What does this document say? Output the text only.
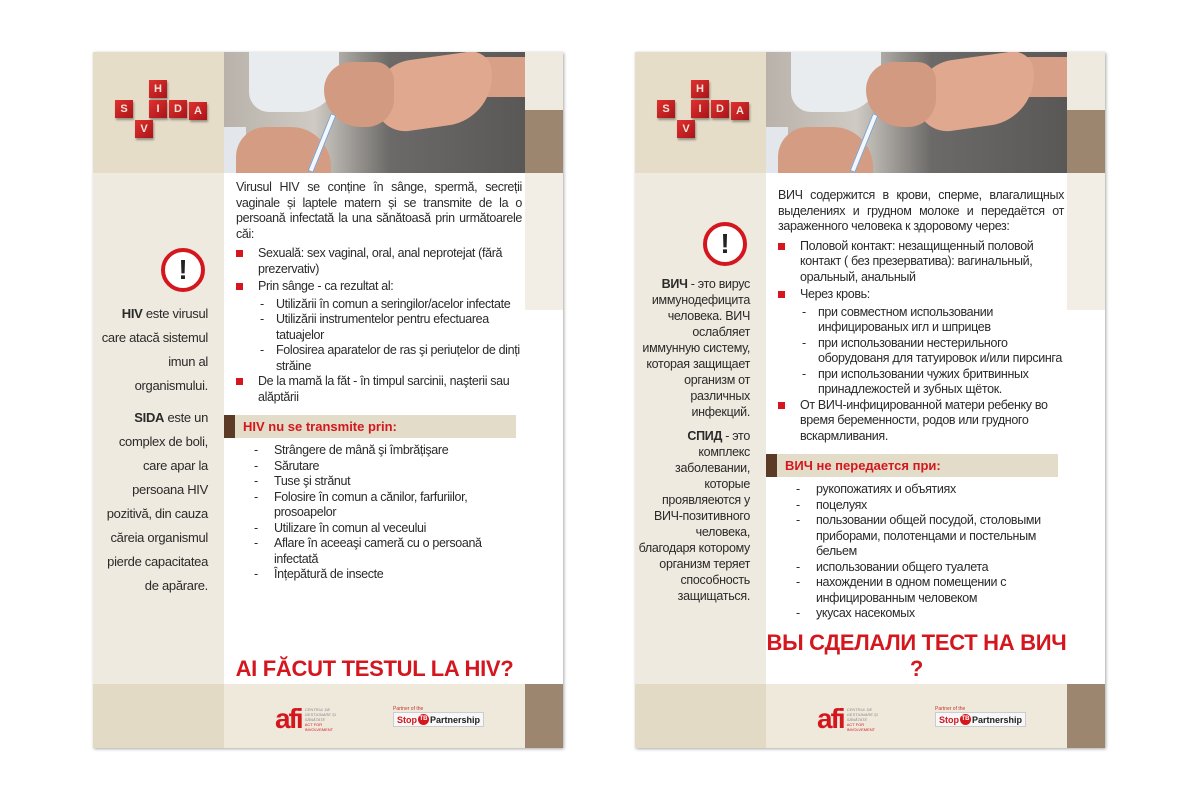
H
S	I	D	A
V
!

HIV este virusul care atacă sistemul imun al organismului.

SIDA este un complex de boli, care apar la persoana HIV pozitivă, din cauza căreia organismul pierde capacitatea de apărare.

Virusul HIV se conține în sânge, spermă, secreții vaginale și laptele matern și se transmite de la o persoană infectată la una sănătoasă prin următoarele căi:

Sexuală: sex vaginal, oral, anal neprotejat (fără prezervativ)
Prin sânge - ca rezultat al:
- Utilizării în comun a seringilor/acelor infectate
- Utilizării instrumentelor pentru efectuarea tatuajelor
- Folosirea aparatelor de ras şi periuțelor de dinți străine
De la mamă la făt - în timpul sarcinii, naşterii sau alăptării
HIV nu se transmite prin:
- Strângere de mână şi îmbrățişare
- Sărutare
- Tuse şi strănut
- Folosire în comun a cănilor, farfuriilor, prosoapelor
- Utilizare în comun al veceului
- Aflare în aceeaşi cameră cu o persoană infectată
- Înțepătură de insecte
AI FĂCUT TESTUL LA HIV?
afi CENTRUL DE GESTIONARE ȘI SĂNĂTATE
ACT FOR
INVOLVEMENT
Partner of the
Stop TB Partnership
H
S	I	D	A
V
!

ВИЧ - это вирус иммунодефицита человека. ВИЧ ослабляет иммунную систему, которая защищает организм от различных инфекций.

СПИД - это комплекс заболевании, которые проявляеются у ВИЧ-позитивного человека, благодаря которому организм теряет способность защищаться.

ВИЧ содержится в крови, сперме, влагалищных выделениях и грудном молоке и передаётся от зараженного человека к здоровому через:

Половой контакт: незащищенный половой контакт ( без презерватива): вагинальный, оральный, анальный
Через кровь:
- при совместном использовании инфицированых игл и шприцев
- при использовании нестерильного оборудованя для татуировок и/или пирсинга
- при использовании чужих бритвинных принадлежостей и зубных щёток.
От ВИЧ-инфицированной матери ребенку во время беременности, родов или грудного вскармливания.
ВИЧ не передается при:
- рукопожатиях и объятиях
- поцелуях
- пользовании общей посудой, столовыми приборами, полотенцами и постельным бельем
- использовании общего туалета
- нахождении в одном помещении с инфицированным человеком
- укусах насекомых
ВЫ СДЕЛАЛИ ТЕСТ НА ВИЧ ?
afi CENTRUL DE GESTIONARE ȘI SĂNĂTATE
ACT FOR
INVOLVEMENT
Partner of the
Stop TB Partnership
----------
**WHAT THIS TASK INVOLVES**
Scan the material and collect every line that contains "организм".

**ANSWER SECTION**
ВИЧ - это вирус иммунодефицита человека. ВИЧ ослабляет иммунную систему, которая защищает организм от различных инфекций.
СПИД - это комплекс заболевании, которые проявляеются у ВИЧ-позитивного человека, благодаря которому организм теряет способность защищаться.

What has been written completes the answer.